* START Input *
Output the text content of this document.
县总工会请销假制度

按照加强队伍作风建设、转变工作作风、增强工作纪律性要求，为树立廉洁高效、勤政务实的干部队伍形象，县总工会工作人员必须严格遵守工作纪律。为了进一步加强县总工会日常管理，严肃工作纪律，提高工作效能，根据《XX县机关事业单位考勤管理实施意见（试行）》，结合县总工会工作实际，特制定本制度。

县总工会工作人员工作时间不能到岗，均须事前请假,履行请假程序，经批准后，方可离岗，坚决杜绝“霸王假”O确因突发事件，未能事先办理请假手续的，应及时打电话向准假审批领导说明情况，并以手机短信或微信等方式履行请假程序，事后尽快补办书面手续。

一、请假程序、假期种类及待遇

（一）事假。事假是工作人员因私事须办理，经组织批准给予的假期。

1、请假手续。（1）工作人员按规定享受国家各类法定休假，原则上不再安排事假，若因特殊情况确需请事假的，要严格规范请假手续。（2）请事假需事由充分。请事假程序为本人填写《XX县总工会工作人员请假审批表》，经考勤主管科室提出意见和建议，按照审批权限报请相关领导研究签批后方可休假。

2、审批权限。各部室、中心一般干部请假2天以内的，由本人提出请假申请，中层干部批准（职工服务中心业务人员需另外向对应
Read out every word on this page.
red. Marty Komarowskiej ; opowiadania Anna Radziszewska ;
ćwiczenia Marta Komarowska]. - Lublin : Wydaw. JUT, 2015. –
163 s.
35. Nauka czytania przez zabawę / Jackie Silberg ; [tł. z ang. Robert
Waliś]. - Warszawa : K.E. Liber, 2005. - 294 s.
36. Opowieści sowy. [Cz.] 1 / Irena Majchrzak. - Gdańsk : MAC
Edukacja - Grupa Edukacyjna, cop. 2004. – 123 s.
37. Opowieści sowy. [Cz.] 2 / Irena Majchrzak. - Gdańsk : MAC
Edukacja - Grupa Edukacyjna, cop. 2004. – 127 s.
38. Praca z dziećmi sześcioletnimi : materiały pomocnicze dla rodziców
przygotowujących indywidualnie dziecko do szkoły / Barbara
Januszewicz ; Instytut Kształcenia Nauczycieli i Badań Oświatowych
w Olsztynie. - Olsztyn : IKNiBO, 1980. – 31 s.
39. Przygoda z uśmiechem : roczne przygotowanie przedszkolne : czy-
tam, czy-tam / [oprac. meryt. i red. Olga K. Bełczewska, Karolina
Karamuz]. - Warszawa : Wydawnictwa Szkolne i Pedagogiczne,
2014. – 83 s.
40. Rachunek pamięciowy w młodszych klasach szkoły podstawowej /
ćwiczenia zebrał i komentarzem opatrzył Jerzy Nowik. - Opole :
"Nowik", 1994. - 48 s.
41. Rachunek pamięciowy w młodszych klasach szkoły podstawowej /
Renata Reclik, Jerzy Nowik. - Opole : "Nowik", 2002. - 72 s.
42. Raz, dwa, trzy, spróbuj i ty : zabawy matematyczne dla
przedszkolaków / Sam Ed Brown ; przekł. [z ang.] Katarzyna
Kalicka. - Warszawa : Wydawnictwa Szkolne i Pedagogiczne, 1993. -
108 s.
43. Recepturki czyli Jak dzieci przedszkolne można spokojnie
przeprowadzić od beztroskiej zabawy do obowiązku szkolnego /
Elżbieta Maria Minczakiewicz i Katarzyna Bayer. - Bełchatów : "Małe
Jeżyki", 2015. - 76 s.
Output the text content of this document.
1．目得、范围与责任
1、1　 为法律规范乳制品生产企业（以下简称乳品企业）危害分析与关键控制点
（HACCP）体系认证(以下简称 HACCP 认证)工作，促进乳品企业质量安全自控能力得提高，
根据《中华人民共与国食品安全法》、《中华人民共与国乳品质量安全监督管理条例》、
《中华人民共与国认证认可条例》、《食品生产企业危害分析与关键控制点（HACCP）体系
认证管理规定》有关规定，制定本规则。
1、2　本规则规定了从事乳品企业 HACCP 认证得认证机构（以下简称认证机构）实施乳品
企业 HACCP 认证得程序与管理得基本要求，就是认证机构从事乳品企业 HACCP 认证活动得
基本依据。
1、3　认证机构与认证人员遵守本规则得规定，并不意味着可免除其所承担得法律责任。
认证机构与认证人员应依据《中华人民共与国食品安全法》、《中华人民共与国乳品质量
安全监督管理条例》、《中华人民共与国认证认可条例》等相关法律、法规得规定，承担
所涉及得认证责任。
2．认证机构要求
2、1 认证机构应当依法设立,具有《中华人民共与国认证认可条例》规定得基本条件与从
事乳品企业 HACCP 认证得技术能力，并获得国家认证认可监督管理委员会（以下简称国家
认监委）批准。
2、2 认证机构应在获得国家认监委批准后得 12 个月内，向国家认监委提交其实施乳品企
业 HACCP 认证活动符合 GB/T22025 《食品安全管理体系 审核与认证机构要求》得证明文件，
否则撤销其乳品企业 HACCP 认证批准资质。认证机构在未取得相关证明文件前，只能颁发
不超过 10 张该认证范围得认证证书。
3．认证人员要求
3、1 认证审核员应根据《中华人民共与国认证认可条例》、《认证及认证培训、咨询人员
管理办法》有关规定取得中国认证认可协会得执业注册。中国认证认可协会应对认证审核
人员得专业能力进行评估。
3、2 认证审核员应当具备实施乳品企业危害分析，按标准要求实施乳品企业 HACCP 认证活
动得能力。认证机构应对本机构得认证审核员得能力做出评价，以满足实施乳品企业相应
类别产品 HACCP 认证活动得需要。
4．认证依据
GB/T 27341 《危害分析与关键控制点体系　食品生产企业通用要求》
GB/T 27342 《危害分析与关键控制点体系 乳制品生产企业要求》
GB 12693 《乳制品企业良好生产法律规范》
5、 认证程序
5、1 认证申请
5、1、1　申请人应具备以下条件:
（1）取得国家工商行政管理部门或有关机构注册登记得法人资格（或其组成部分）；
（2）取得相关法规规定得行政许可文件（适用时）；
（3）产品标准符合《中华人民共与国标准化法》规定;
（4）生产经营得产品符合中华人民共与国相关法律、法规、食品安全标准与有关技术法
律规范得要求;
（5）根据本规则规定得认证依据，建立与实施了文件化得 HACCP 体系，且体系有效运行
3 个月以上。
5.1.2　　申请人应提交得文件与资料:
* END Input *
**Exercise directions**.
Repeat every line of the records above exactly.

**Reply to the exercise**.
Output the text content of this document.
县总工会请销假制度

按照加强队伍作风建设、转变工作作风、增强工作纪律性要求，为树立廉洁高效、勤政务实的干部队伍形象，县总工会工作人员必须严格遵守工作纪律。为了进一步加强县总工会日常管理，严肃工作纪律，提高工作效能，根据《XX县机关事业单位考勤管理实施意见（试行）》，结合县总工会工作实际，特制定本制度。

县总工会工作人员工作时间不能到岗，均须事前请假,履行请假程序，经批准后，方可离岗，坚决杜绝“霸王假”O确因突发事件，未能事先办理请假手续的，应及时打电话向准假审批领导说明情况，并以手机短信或微信等方式履行请假程序，事后尽快补办书面手续。

一、请假程序、假期种类及待遇

（一）事假。事假是工作人员因私事须办理，经组织批准给予的假期。

1、请假手续。（1）工作人员按规定享受国家各类法定休假，原则上不再安排事假，若因特殊情况确需请事假的，要严格规范请假手续。（2）请事假需事由充分。请事假程序为本人填写《XX县总工会工作人员请假审批表》，经考勤主管科室提出意见和建议，按照审批权限报请相关领导研究签批后方可休假。

2、审批权限。各部室、中心一般干部请假2天以内的，由本人提出请假申请，中层干部批准（职工服务中心业务人员需另外向对应
Read out every word on this page.
red. Marty Komarowskiej ; opowiadania Anna Radziszewska ;
ćwiczenia Marta Komarowska]. - Lublin : Wydaw. JUT, 2015. –
163 s.
35. Nauka czytania przez zabawę / Jackie Silberg ; [tł. z ang. Robert
Waliś]. - Warszawa : K.E. Liber, 2005. - 294 s.
36. Opowieści sowy. [Cz.] 1 / Irena Majchrzak. - Gdańsk : MAC
Edukacja - Grupa Edukacyjna, cop. 2004. – 123 s.
37. Opowieści sowy. [Cz.] 2 / Irena Majchrzak. - Gdańsk : MAC
Edukacja - Grupa Edukacyjna, cop. 2004. – 127 s.
38. Praca z dziećmi sześcioletnimi : materiały pomocnicze dla rodziców
przygotowujących indywidualnie dziecko do szkoły / Barbara
Januszewicz ; Instytut Kształcenia Nauczycieli i Badań Oświatowych
w Olsztynie. - Olsztyn : IKNiBO, 1980. – 31 s.
39. Przygoda z uśmiechem : roczne przygotowanie przedszkolne : czy-
tam, czy-tam / [oprac. meryt. i red. Olga K. Bełczewska, Karolina
Karamuz]. - Warszawa : Wydawnictwa Szkolne i Pedagogiczne,
2014. – 83 s.
40. Rachunek pamięciowy w młodszych klasach szkoły podstawowej /
ćwiczenia zebrał i komentarzem opatrzył Jerzy Nowik. - Opole :
"Nowik", 1994. - 48 s.
41. Rachunek pamięciowy w młodszych klasach szkoły podstawowej /
Renata Reclik, Jerzy Nowik. - Opole : "Nowik", 2002. - 72 s.
42. Raz, dwa, trzy, spróbuj i ty : zabawy matematyczne dla
przedszkolaków / Sam Ed Brown ; przekł. [z ang.] Katarzyna
Kalicka. - Warszawa : Wydawnictwa Szkolne i Pedagogiczne, 1993. -
108 s.
43. Recepturki czyli Jak dzieci przedszkolne można spokojnie
przeprowadzić od beztroskiej zabawy do obowiązku szkolnego /
Elżbieta Maria Minczakiewicz i Katarzyna Bayer. - Bełchatów : "Małe
Jeżyki", 2015. - 76 s.
Output the text content of this document.
1．目得、范围与责任
1、1　 为法律规范乳制品生产企业（以下简称乳品企业）危害分析与关键控制点
（HACCP）体系认证(以下简称 HACCP 认证)工作，促进乳品企业质量安全自控能力得提高，
根据《中华人民共与国食品安全法》、《中华人民共与国乳品质量安全监督管理条例》、
《中华人民共与国认证认可条例》、《食品生产企业危害分析与关键控制点（HACCP）体系
认证管理规定》有关规定，制定本规则。
1、2　本规则规定了从事乳品企业 HACCP 认证得认证机构（以下简称认证机构）实施乳品
企业 HACCP 认证得程序与管理得基本要求，就是认证机构从事乳品企业 HACCP 认证活动得
基本依据。
1、3　认证机构与认证人员遵守本规则得规定，并不意味着可免除其所承担得法律责任。
认证机构与认证人员应依据《中华人民共与国食品安全法》、《中华人民共与国乳品质量
安全监督管理条例》、《中华人民共与国认证认可条例》等相关法律、法规得规定，承担
所涉及得认证责任。
2．认证机构要求
2、1 认证机构应当依法设立,具有《中华人民共与国认证认可条例》规定得基本条件与从
事乳品企业 HACCP 认证得技术能力，并获得国家认证认可监督管理委员会（以下简称国家
认监委）批准。
2、2 认证机构应在获得国家认监委批准后得 12 个月内，向国家认监委提交其实施乳品企
业 HACCP 认证活动符合 GB/T22025 《食品安全管理体系 审核与认证机构要求》得证明文件，
否则撤销其乳品企业 HACCP 认证批准资质。认证机构在未取得相关证明文件前，只能颁发
不超过 10 张该认证范围得认证证书。
3．认证人员要求
3、1 认证审核员应根据《中华人民共与国认证认可条例》、《认证及认证培训、咨询人员
管理办法》有关规定取得中国认证认可协会得执业注册。中国认证认可协会应对认证审核
人员得专业能力进行评估。
3、2 认证审核员应当具备实施乳品企业危害分析，按标准要求实施乳品企业 HACCP 认证活
动得能力。认证机构应对本机构得认证审核员得能力做出评价，以满足实施乳品企业相应
类别产品 HACCP 认证活动得需要。
4．认证依据
GB/T 27341 《危害分析与关键控制点体系　食品生产企业通用要求》
GB/T 27342 《危害分析与关键控制点体系 乳制品生产企业要求》
GB 12693 《乳制品企业良好生产法律规范》
5、 认证程序
5、1 认证申请
5、1、1　申请人应具备以下条件:
（1）取得国家工商行政管理部门或有关机构注册登记得法人资格（或其组成部分）；
（2）取得相关法规规定得行政许可文件（适用时）；
（3）产品标准符合《中华人民共与国标准化法》规定;
（4）生产经营得产品符合中华人民共与国相关法律、法规、食品安全标准与有关技术法
律规范得要求;
（5）根据本规则规定得认证依据，建立与实施了文件化得 HACCP 体系，且体系有效运行
3 个月以上。
5.1.2　　申请人应提交得文件与资料:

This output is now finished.